## start
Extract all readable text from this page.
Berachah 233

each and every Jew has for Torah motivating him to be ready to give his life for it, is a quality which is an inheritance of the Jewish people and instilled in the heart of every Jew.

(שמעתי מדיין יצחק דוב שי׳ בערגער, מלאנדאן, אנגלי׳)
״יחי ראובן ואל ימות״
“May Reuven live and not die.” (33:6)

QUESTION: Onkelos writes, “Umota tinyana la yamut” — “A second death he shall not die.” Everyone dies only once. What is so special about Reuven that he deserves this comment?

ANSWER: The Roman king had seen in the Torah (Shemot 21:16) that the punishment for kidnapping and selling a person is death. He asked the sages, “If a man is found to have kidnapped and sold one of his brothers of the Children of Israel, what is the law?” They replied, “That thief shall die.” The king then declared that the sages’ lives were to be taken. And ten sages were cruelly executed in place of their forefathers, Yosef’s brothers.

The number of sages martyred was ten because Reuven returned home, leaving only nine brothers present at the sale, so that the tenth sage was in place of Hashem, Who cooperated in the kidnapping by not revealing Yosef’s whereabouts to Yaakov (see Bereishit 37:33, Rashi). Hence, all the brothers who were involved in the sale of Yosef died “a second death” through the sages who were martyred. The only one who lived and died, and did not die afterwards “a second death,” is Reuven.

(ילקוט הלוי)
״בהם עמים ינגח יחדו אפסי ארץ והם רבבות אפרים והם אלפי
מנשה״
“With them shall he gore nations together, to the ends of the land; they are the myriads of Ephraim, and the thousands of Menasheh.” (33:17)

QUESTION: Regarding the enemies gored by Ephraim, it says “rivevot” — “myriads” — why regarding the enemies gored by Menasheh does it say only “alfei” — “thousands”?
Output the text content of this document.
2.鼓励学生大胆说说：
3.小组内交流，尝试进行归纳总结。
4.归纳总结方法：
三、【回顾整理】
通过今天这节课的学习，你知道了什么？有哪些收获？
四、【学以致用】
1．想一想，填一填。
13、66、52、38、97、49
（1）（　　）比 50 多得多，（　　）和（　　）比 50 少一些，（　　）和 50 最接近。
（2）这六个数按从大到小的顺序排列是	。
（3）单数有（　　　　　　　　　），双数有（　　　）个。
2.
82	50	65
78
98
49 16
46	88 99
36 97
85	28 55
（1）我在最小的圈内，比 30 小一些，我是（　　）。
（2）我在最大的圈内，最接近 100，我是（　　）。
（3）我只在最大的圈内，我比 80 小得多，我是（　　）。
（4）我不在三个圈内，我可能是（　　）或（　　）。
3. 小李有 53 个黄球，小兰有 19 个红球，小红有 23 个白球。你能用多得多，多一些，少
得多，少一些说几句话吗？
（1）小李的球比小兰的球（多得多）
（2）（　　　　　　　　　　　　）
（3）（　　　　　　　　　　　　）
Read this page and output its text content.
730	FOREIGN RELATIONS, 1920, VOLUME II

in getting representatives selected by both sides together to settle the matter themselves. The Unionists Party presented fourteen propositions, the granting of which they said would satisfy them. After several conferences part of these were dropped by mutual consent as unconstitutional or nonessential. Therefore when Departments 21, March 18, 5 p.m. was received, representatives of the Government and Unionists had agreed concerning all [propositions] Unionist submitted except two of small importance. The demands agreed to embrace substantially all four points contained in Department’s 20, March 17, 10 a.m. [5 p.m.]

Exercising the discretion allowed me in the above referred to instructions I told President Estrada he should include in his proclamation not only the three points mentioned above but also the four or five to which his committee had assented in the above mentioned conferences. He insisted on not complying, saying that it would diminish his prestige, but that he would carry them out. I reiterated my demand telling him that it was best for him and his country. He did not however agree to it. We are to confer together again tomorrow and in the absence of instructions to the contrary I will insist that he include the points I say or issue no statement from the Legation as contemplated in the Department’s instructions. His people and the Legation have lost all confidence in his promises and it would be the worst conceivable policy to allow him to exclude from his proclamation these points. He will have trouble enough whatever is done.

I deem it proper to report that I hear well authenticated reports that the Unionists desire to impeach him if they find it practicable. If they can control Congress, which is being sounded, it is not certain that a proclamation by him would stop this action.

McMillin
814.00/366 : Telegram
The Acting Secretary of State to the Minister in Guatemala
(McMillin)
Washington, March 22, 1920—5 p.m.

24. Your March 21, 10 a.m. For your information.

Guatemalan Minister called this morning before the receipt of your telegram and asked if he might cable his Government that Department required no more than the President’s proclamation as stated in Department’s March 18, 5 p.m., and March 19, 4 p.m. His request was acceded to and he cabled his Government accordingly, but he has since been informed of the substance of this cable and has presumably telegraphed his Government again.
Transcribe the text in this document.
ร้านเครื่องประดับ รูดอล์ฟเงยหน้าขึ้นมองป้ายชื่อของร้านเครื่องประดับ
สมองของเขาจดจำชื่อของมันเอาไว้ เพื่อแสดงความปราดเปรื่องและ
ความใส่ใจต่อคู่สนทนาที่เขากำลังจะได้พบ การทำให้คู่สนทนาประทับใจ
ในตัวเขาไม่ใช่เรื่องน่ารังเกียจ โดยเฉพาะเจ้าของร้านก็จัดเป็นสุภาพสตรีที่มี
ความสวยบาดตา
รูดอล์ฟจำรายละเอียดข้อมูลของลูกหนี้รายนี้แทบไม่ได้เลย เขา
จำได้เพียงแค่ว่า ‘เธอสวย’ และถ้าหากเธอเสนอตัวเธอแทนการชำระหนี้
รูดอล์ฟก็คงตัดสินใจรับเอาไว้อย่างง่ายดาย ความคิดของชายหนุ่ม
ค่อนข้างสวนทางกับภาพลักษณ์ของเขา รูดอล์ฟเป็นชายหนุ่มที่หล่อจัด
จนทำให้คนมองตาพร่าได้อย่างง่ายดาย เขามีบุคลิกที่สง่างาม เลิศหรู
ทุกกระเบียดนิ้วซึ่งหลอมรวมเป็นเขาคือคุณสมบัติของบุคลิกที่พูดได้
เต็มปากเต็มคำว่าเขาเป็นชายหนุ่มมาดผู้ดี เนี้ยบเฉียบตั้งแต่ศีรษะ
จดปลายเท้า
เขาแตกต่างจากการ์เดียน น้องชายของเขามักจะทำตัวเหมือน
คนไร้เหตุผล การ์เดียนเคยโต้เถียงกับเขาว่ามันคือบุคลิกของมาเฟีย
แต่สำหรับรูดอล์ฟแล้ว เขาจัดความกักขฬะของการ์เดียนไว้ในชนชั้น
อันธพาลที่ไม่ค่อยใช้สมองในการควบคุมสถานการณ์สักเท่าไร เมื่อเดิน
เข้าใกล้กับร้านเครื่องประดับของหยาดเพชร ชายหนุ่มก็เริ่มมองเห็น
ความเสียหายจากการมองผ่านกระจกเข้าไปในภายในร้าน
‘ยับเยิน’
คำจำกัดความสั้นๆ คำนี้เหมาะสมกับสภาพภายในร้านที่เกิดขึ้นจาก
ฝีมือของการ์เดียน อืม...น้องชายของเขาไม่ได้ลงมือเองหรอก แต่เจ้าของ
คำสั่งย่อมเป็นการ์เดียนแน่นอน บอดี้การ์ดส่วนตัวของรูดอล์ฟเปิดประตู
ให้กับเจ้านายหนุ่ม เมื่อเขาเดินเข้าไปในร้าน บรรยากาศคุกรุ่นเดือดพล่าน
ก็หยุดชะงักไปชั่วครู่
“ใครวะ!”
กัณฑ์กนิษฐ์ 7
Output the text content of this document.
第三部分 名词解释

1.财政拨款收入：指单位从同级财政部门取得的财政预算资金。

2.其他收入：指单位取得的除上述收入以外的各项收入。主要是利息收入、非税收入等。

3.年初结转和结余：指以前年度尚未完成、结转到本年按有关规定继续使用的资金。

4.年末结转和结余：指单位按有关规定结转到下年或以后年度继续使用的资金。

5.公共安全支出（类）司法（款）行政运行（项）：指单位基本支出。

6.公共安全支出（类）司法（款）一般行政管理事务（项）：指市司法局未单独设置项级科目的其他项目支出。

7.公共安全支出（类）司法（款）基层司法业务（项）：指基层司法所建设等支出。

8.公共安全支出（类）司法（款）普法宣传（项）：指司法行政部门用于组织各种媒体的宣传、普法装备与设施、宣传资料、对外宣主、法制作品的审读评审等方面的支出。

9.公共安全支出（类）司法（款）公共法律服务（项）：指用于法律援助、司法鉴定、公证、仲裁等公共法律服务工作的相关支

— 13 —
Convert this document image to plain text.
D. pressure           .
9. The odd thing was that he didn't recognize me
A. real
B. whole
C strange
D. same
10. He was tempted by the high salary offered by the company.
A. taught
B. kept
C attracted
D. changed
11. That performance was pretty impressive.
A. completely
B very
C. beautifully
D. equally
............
## end
| YOUR INSTRUCTIONS |
Extract lines where the string "องประด" occurs.

| SOLUTION TO THE PROBLEM |
ร้านเครื่องประดับ รูดอล์ฟเงยหน้าขึ้นมองป้ายชื่อของร้านเครื่องประดับ
เข้าใกล้กับร้านเครื่องประดับของหยาดเพชร ชายหนุ่มก็เริ่มมองเห็น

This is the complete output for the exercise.